-- START Material provided --

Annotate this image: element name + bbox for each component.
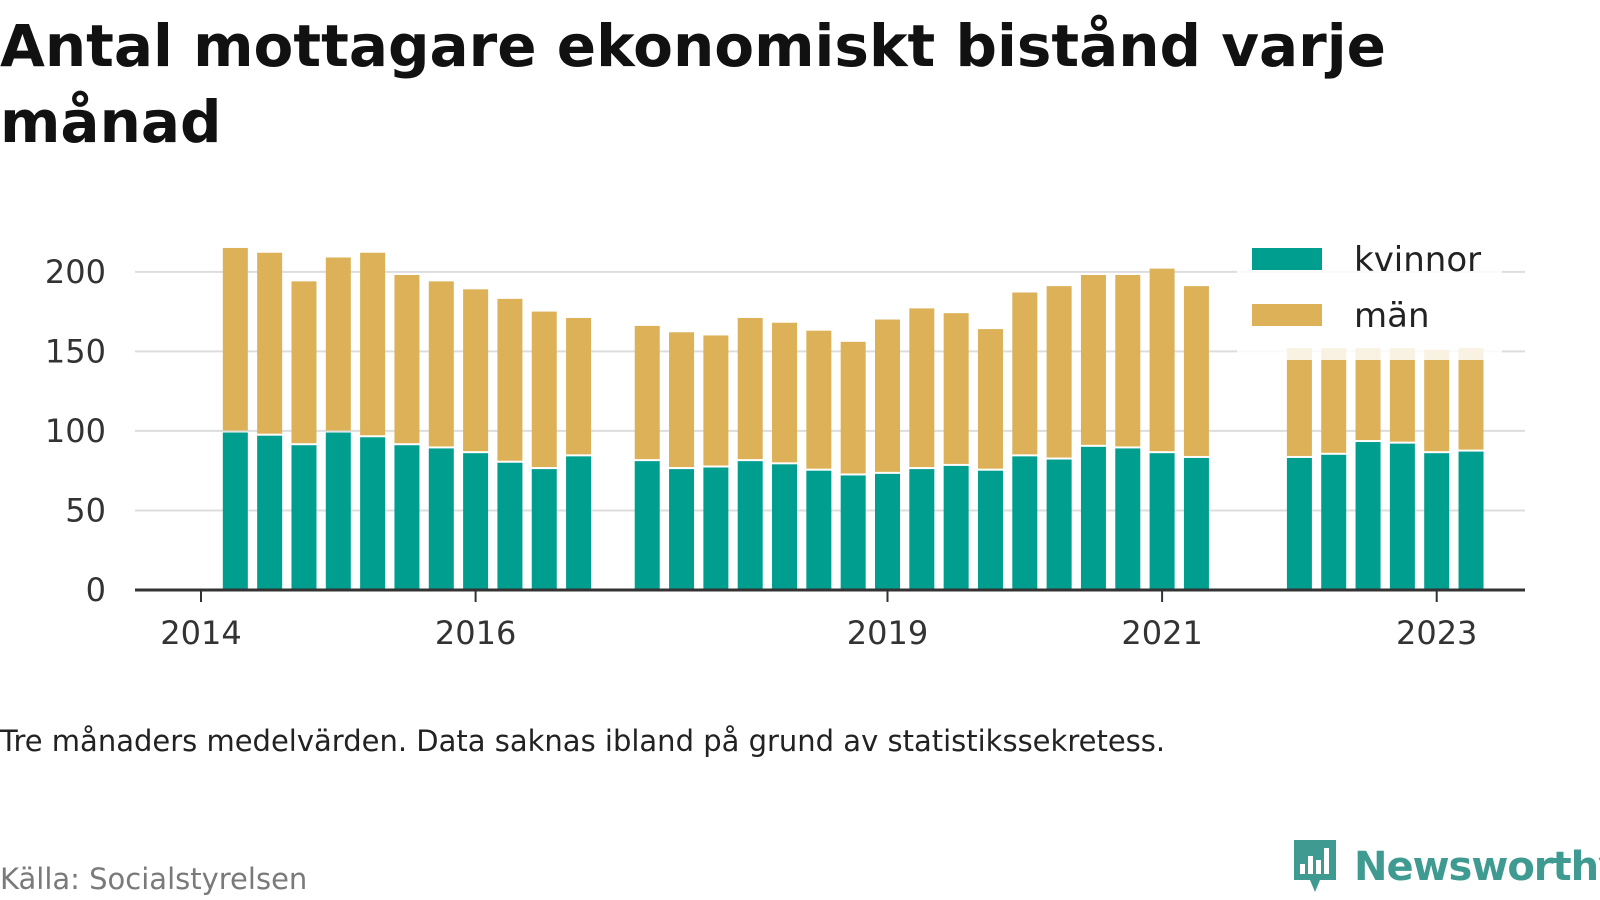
bar-man <box>1012 292 1038 455</box>
y-tick-label: 200 <box>45 253 106 291</box>
x-tick-label: 2014 <box>160 614 241 652</box>
bars <box>222 247 1484 590</box>
bar-kvinnor <box>669 469 695 590</box>
x-tick-label: 2021 <box>1121 614 1202 652</box>
stacked-bar-chart: 0 50 100 150 200 2014 2016 2019 2021 2023 kvinnor… <box>44 236 1525 652</box>
bar-kvinnor <box>257 435 283 590</box>
newsworthy-logo[interactable]: Newsworthy <box>1290 838 1600 896</box>
bar-kvinnor <box>1183 457 1209 590</box>
bar-man <box>634 325 660 460</box>
bar-man <box>909 308 935 468</box>
bar-man <box>737 317 763 460</box>
source-label: Källa: Socialstyrelsen <box>0 862 308 896</box>
brand-name: Newsworthy <box>1354 844 1600 890</box>
bar-kvinnor <box>1149 453 1175 590</box>
axes: 0 50 100 150 200 2014 2016 2019 2021 2023 <box>45 253 1525 652</box>
bar-man <box>394 275 420 444</box>
bar-kvinnor <box>566 456 592 590</box>
bar-kvinnor <box>943 465 969 590</box>
bar-kvinnor <box>772 464 798 590</box>
bar-kvinnor <box>428 448 454 590</box>
bar-man <box>1183 286 1209 456</box>
bar-kvinnor <box>1012 456 1038 590</box>
bar-man <box>875 319 900 472</box>
bar-man <box>222 247 248 431</box>
bar-man <box>1355 348 1381 441</box>
bar-kvinnor <box>291 445 317 590</box>
bar-kvinnor <box>222 432 248 590</box>
bar-kvinnor <box>1286 457 1312 590</box>
bar-kvinnor <box>1424 453 1450 590</box>
bar-kvinnor <box>737 461 763 590</box>
bar-man <box>463 289 489 452</box>
bar-kvinnor <box>1080 446 1106 590</box>
bar-man <box>1321 348 1347 453</box>
x-tick-label: 2023 <box>1396 614 1477 652</box>
bar-man <box>1286 348 1312 456</box>
bar-man <box>566 317 592 455</box>
legend-swatch-man <box>1252 304 1322 326</box>
bar-man <box>703 335 729 466</box>
y-tick-label: 150 <box>45 332 106 370</box>
bar-kvinnor <box>497 462 523 590</box>
bar-kvinnor <box>325 432 351 590</box>
bar-kvinnor <box>1046 459 1072 590</box>
bar-man <box>669 332 695 468</box>
bar-kvinnor <box>531 469 557 590</box>
bar-man <box>1389 348 1415 442</box>
bar-man <box>806 330 832 469</box>
bar-man <box>1149 268 1175 452</box>
bar-man <box>291 281 317 444</box>
bar-man <box>1424 349 1450 452</box>
bar-man <box>840 341 866 474</box>
bar-kvinnor <box>875 473 900 590</box>
bar-man <box>772 322 798 463</box>
legend: kvinnor män <box>1237 236 1502 360</box>
y-tick-label: 100 <box>45 412 106 450</box>
bar-kvinnor <box>806 470 832 590</box>
y-tick-label: 50 <box>65 491 106 529</box>
bar-kvinnor <box>1389 443 1415 590</box>
chart-bubble-icon <box>1294 840 1336 892</box>
bar-man <box>1080 275 1106 445</box>
bar-kvinnor <box>1355 442 1381 590</box>
bar-man <box>531 311 557 468</box>
bar-man <box>428 281 454 447</box>
bar-kvinnor <box>1458 451 1484 590</box>
bar-man <box>257 252 283 434</box>
bar-kvinnor <box>360 437 386 590</box>
bar-man <box>1115 275 1141 447</box>
x-tick-label: 2016 <box>435 614 516 652</box>
bar-kvinnor <box>840 475 866 590</box>
legend-swatch-kvinnor <box>1252 248 1322 270</box>
bar-man <box>325 257 351 431</box>
bar-man <box>977 329 1003 469</box>
bar-kvinnor <box>634 461 660 590</box>
chart-note: Tre månaders medelvärden. Data saknas ib… <box>0 724 1166 758</box>
legend-label: män <box>1354 296 1430 336</box>
bar-kvinnor <box>909 469 935 590</box>
x-tick-label: 2019 <box>847 614 928 652</box>
bar-kvinnor <box>394 445 420 590</box>
legend-label: kvinnor <box>1354 240 1481 280</box>
chart-title: Antal mottagare ekonomiskt bistånd varje… <box>0 12 1386 156</box>
bar-man <box>360 252 386 436</box>
bar-man <box>943 313 969 464</box>
bar-kvinnor <box>463 453 489 590</box>
bar-man <box>1458 348 1484 450</box>
bar-kvinnor <box>703 467 729 590</box>
bar-kvinnor <box>1115 448 1141 590</box>
bar-kvinnor <box>977 470 1003 590</box>
y-tick-label: 0 <box>86 571 106 609</box>
bar-kvinnor <box>1321 454 1347 590</box>
bar-man <box>1046 286 1072 458</box>
bar-man <box>497 298 523 461</box>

-- END Material provided --

> [Stated exercise]
Reproduce the rows verbatim, beginning at the line that contains "bar-man <box>1012 292 1038 455</box>" and stopping after the line that contains "bar-kvinnor <box>566 456 592 590</box>".

> [Answer to this exercise]
bar-man <box>1012 292 1038 455</box>
y-tick-label: 200 <box>45 253 106 291</box>
x-tick-label: 2014 <box>160 614 241 652</box>
bars <box>222 247 1484 590</box>
bar-kvinnor <box>669 469 695 590</box>
x-tick-label: 2021 <box>1121 614 1202 652</box>
stacked-bar-chart: 0 50 100 150 200 2014 2016 2019 2021 2023 kvinnor… <box>44 236 1525 652</box>
bar-kvinnor <box>257 435 283 590</box>
newsworthy-logo[interactable]: Newsworthy <box>1290 838 1600 896</box>
bar-kvinnor <box>1183 457 1209 590</box>
bar-man <box>634 325 660 460</box>
bar-man <box>909 308 935 468</box>
bar-man <box>737 317 763 460</box>
source-label: Källa: Socialstyrelsen <box>0 862 308 896</box>
brand-name: Newsworthy <box>1354 844 1600 890</box>
bar-kvinnor <box>1149 453 1175 590</box>
axes: 0 50 100 150 200 2014 2016 2019 2021 2023 <box>45 253 1525 652</box>
bar-man <box>394 275 420 444</box>
bar-kvinnor <box>566 456 592 590</box>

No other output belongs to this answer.